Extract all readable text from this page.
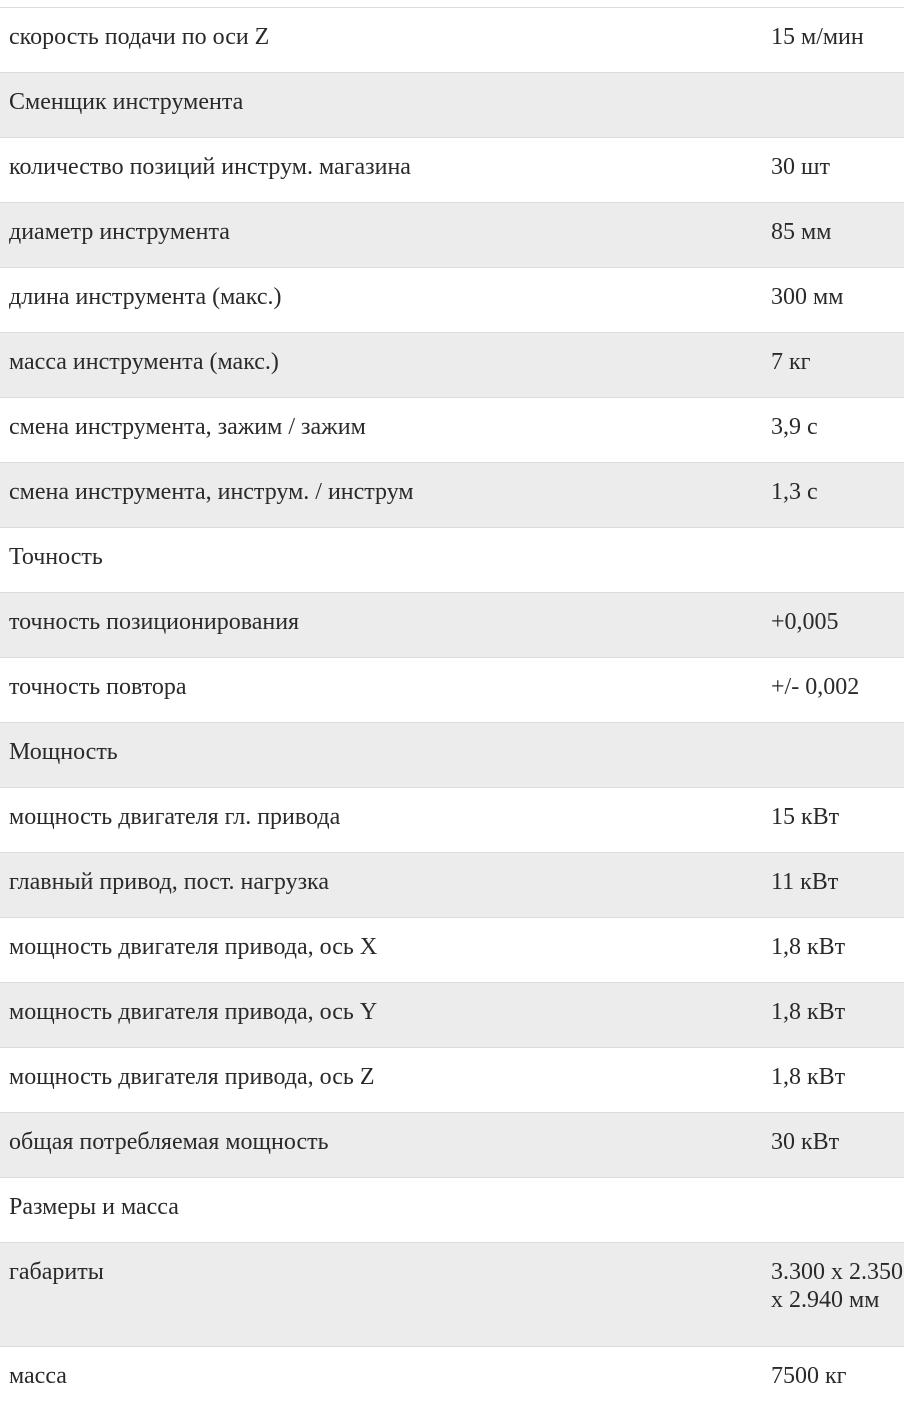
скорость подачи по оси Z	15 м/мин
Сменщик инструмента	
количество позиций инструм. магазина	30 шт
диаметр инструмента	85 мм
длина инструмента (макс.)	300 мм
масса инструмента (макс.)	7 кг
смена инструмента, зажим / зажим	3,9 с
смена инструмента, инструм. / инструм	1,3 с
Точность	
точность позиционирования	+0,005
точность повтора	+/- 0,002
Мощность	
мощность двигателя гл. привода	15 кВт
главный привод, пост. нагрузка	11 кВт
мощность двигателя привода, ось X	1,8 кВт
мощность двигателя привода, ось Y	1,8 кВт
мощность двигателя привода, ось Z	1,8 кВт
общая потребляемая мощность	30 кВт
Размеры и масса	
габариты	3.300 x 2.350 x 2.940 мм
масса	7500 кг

------------------------------------------------

## OBJECTIVE
Write the lines above out again exactly, without any of their pictures.

## ANSWER TO THE TASK
Extract all readable text from this page.
скорость подачи по оси Z	15 м/мин
Сменщик инструмента	
количество позиций инструм. магазина	30 шт
диаметр инструмента	85 мм
длина инструмента (макс.)	300 мм
масса инструмента (макс.)	7 кг
смена инструмента, зажим / зажим	3,9 с
смена инструмента, инструм. / инструм	1,3 с
Точность	
точность позиционирования	+0,005
точность повтора	+/- 0,002
Мощность	
мощность двигателя гл. привода	15 кВт
главный привод, пост. нагрузка	11 кВт
мощность двигателя привода, ось X	1,8 кВт
мощность двигателя привода, ось Y	1,8 кВт
мощность двигателя привода, ось Z	1,8 кВт
общая потребляемая мощность	30 кВт
Размеры и масса	
габариты	3.300 x 2.350 x 2.940 мм
масса	7500 кг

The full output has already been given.